» PROBLEM: Copy out the listing in full, exactly as written, but not its pictures.

Dataset entries
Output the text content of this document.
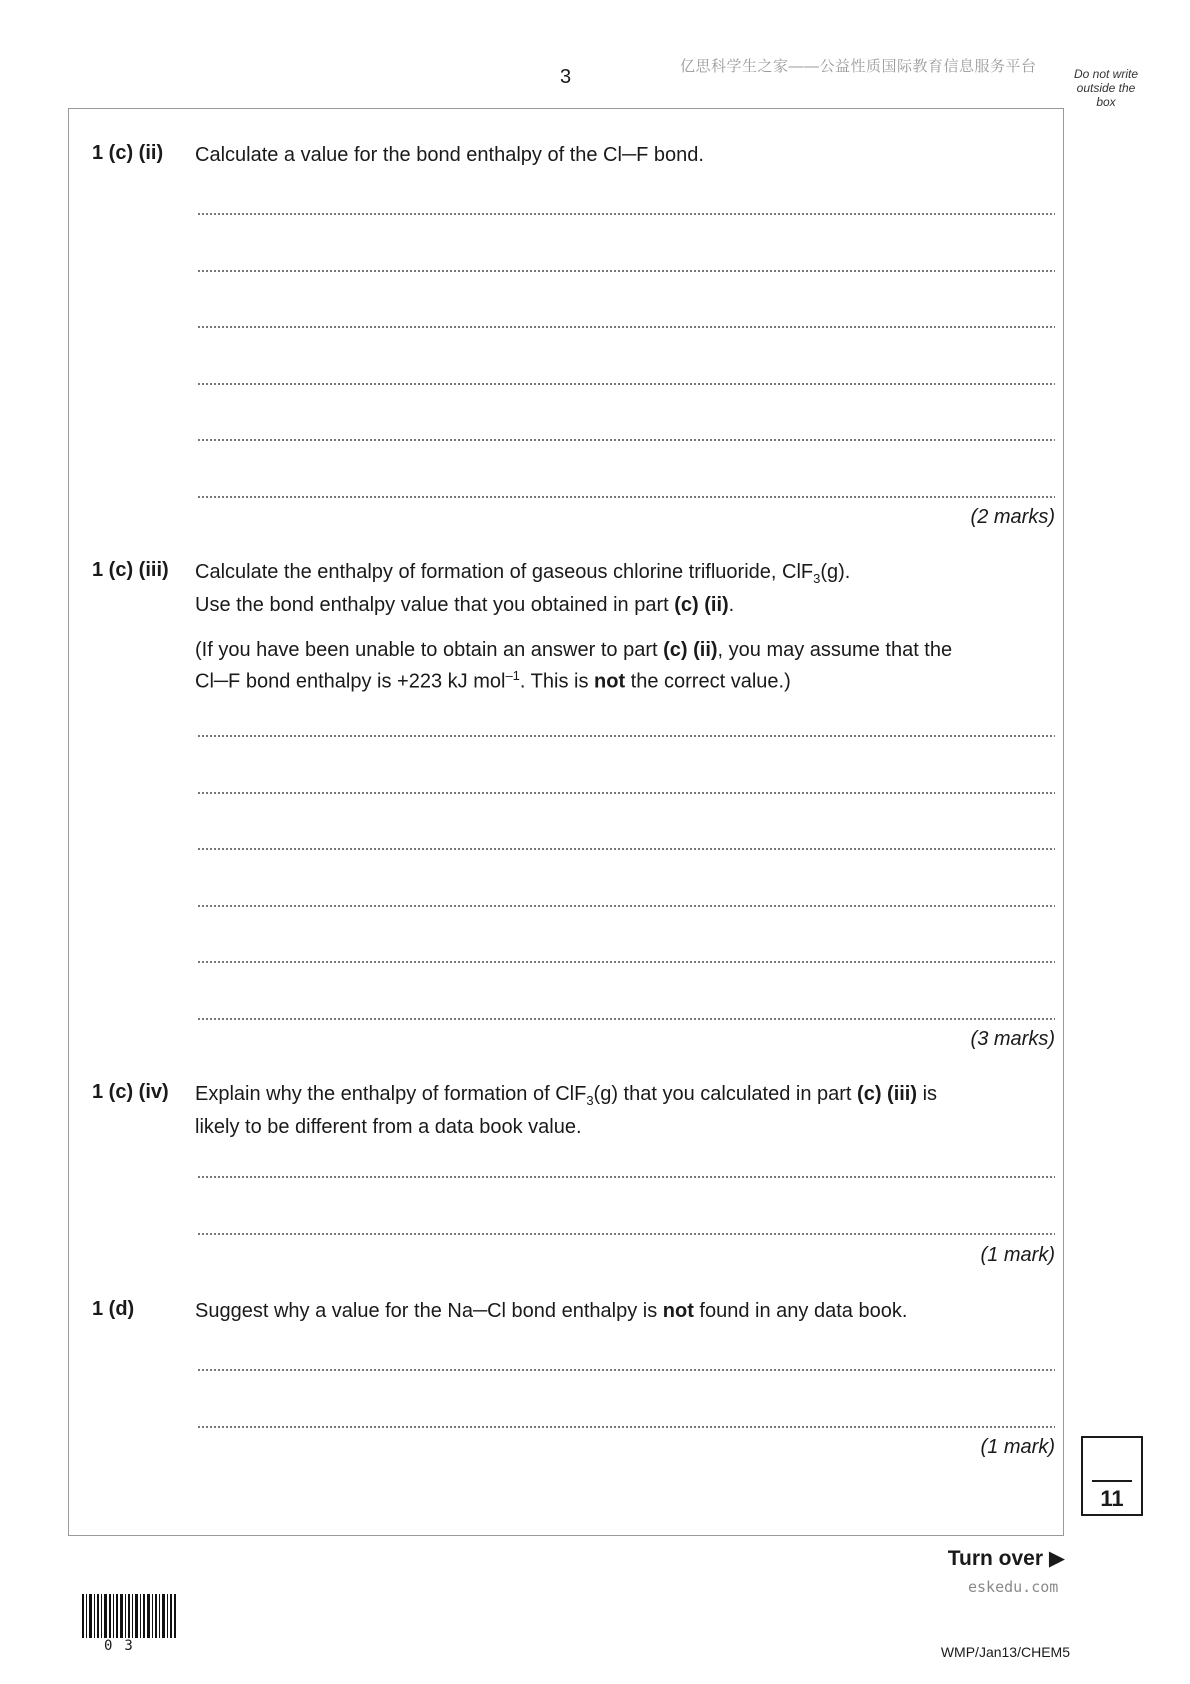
3	亿思科学生之家——公益性质国际教育信息服务平台	Do not write outside the box
1 (c) (ii) Calculate a value for the bond enthalpy of the Cl─F bond.
(2 marks)
1 (c) (iii) Calculate the enthalpy of formation of gaseous chlorine trifluoride, ClF$_3$(g).
Use the bond enthalpy value that you obtained in part (c) (ii).
(If you have been unable to obtain an answer to part (c) (ii), you may assume that the
Cl─F bond enthalpy is +223 kJ mol$^{-1}$. This is not the correct value.)
(3 marks)
1 (c) (iv) Explain why the enthalpy of formation of ClF$_3$(g) that you calculated in part (c) (iii) is
likely to be different from a data book value.
(1 mark)
1 (d)	Suggest why a value for the Na─Cl bond enthalpy is not found in any data book.
(1 mark)
11
Turn over ▶
eskedu.com
03	WMP/Jan13/CHEM5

» COMPLETE RESPONSE:
Output the text content of this document.
3	亿思科学生之家——公益性质国际教育信息服务平台	Do not write outside the box
1 (c) (ii) Calculate a value for the bond enthalpy of the Cl─F bond.
(2 marks)
1 (c) (iii) Calculate the enthalpy of formation of gaseous chlorine trifluoride, ClF$_3$(g).
Use the bond enthalpy value that you obtained in part (c) (ii).
(If you have been unable to obtain an answer to part (c) (ii), you may assume that the
Cl─F bond enthalpy is +223 kJ mol$^{-1}$. This is not the correct value.)
(3 marks)
1 (c) (iv) Explain why the enthalpy of formation of ClF$_3$(g) that you calculated in part (c) (iii) is
likely to be different from a data book value.
(1 mark)
1 (d)	Suggest why a value for the Na─Cl bond enthalpy is not found in any data book.
(1 mark)
11
Turn over ▶
eskedu.com
03	WMP/Jan13/CHEM5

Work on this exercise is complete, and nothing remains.